--- Records for this exercise ---
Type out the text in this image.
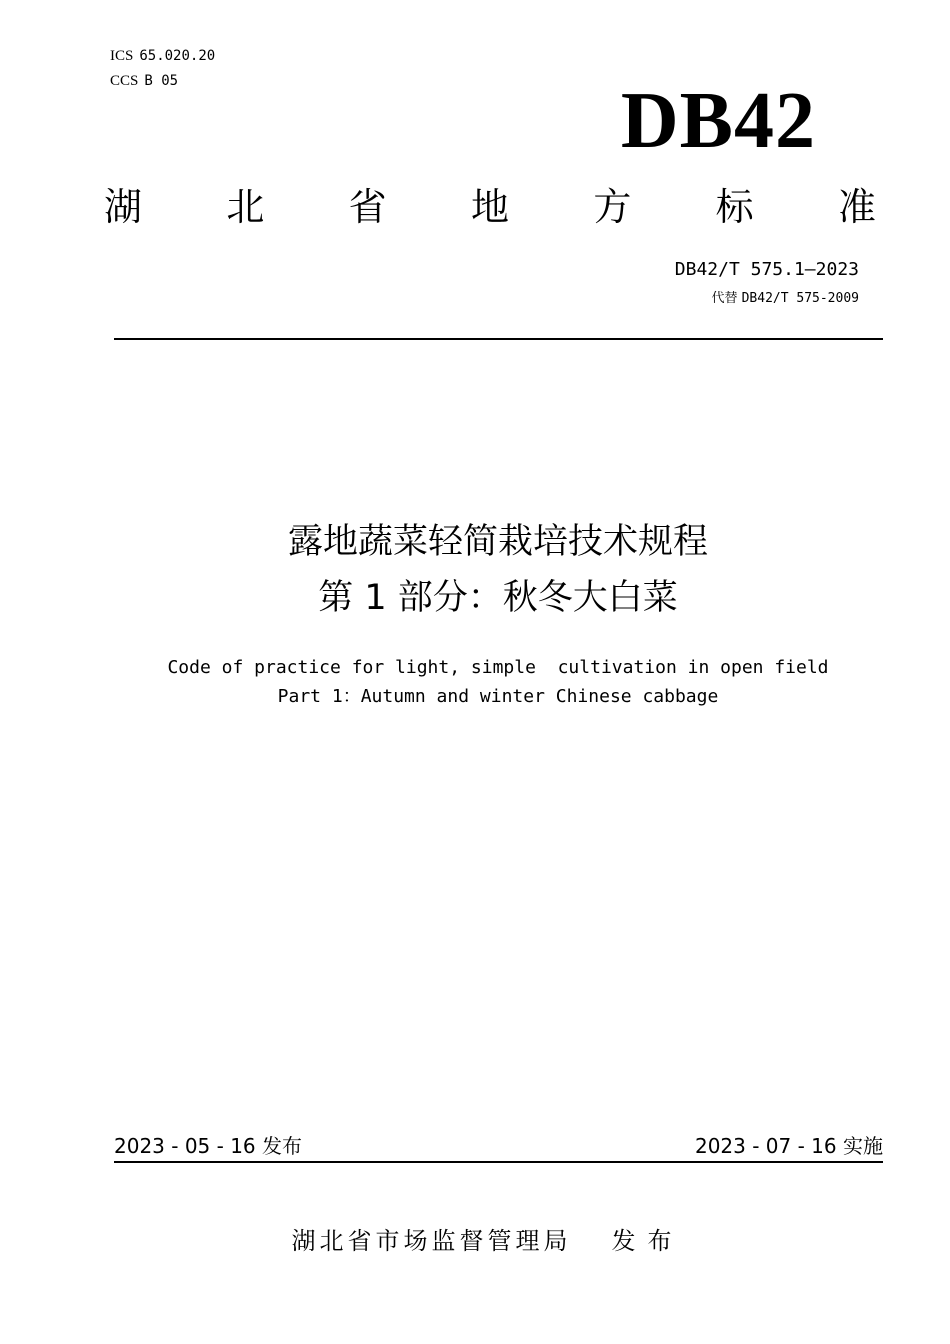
ICS 65.020.20
CCS B 05	DB42
湖 北 省 地 方 标 准
DB42/T 575.1—2023
代替 DB42/T 575-2009
露地蔬菜轻简栽培技术规程
第 1 部分：秋冬大白菜
Code of practice for light, simple  cultivation in open field
Part 1：Autumn and winter Chinese cabbage
2023 - 05 - 16 发布	2023 - 07 - 16 实施
湖北省市场监督管理局 发布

--- The request ---
Your job is to transcribe the entries above exactly; skip the pictures.

--- The result ---
Type out the text in this image.
ICS 65.020.20
CCS B 05	DB42
湖 北 省 地 方 标 准
DB42/T 575.1—2023
代替 DB42/T 575-2009
露地蔬菜轻简栽培技术规程
第 1 部分：秋冬大白菜
Code of practice for light, simple  cultivation in open field
Part 1：Autumn and winter Chinese cabbage
2023 - 05 - 16 发布	2023 - 07 - 16 实施
湖北省市场监督管理局 发布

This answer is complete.